Zoo zal uwe Constitutie, al was zy duizendmaal onvolmaakter dan zy kan zyn, schielyk eenen vasten
| |
| |
stand bekomen, en uwe drie Magten, vereenigd tot heil des Volks, zult gy, weldraa, alle stormen zien verdryven, alle wraakzugt verdooven, eenen roemryken Oorlog door een nog roemryker Vrede doen eindigen, de wanorde van onze Financien herstellen, den overvloed wederbrengen, het agiotage vernietigen, allen, welken de begeerte tot rust van de Vryheid verwyderd hadt, daaraan weder verbinden, de jammeren der Omwenteling door haare zegeningen doen vergeeten, den voorspoed der Republiek op het geluk van allen vestigen, en den roem van de moedige Grondleggers der Vryheid voor altoos heiligen.
----
▸ **Opdracht A**:
Schrijf het deel van het tekstfragment dat opent met de woorden waarin "Zoo zal uwe" staat en sluit met "voor altoos heiligen." opnieuw uit, en verwissel daarbij "Constitutie" voor "Grondwet".
▸ **Opdracht B**:
Beantwoord de volgende vragen over het tekstfragment:
(i) Hoeveel Magten worden in het tekstfragment genoemd?
(ii) Waardoor moet de roemryke Oorlog volgens het tekstfragment eindigen?
(iii) Wat zal er met het agiotage gebeuren?
De gegevens vormen afzonderlijk materiaal, los van het tekstfragment.

▸ **Aangeleverde gegevens**:
----
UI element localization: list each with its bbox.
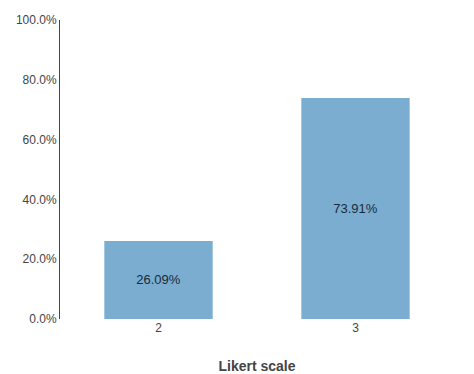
svg-text:Likert scale: Likert scale bbox=[218, 358, 295, 374]
svg-text:40.0%: 40.0% bbox=[23, 193, 57, 207]
svg-text:73.91%: 73.91% bbox=[333, 201, 378, 216]
svg-text:80.0%: 80.0% bbox=[23, 73, 57, 87]
svg-text:100.0%: 100.0% bbox=[16, 13, 57, 27]
svg-text:3: 3 bbox=[352, 321, 359, 335]
svg-text:60.0%: 60.0% bbox=[23, 133, 57, 147]
svg-text:0.0%: 0.0% bbox=[29, 312, 57, 326]
svg-text:20.0%: 20.0% bbox=[23, 252, 57, 266]
svg-text:26.09%: 26.09% bbox=[136, 272, 181, 287]
svg-text:2: 2 bbox=[155, 321, 162, 335]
----
▸ **Juist antwoord A**:
Zoo zal uwe Grondwet, al was zy duizendmaal onvolmaakter dan zy kan zyn, schielyk eenen vasten
| |
| |
stand bekomen, en uwe drie Magten, vereenigd tot heil des Volks, zult gy, weldraa, alle stormen zien verdryven, alle wraakzugt verdooven, eenen roemryken Oorlog door een nog roemryker Vrede doen eindigen, de wanorde van onze Financien herstellen, den overvloed wederbrengen, het agiotage vernietigen, allen, welken de begeerte tot rust van de Vryheid verwyderd hadt, daaraan weder verbinden, de jammeren der Omwenteling door haare zegeningen doen vergeeten, den voorspoed der Republiek op het geluk van allen vestigen, en den roem van de moedige Grondleggers der Vryheid voor altoos heiligen.

▸ **Juist antwoord B**:
(i) Drie.
(ii) Door een nog roemryker Vrede.
(iii) Het zal vernietigd worden.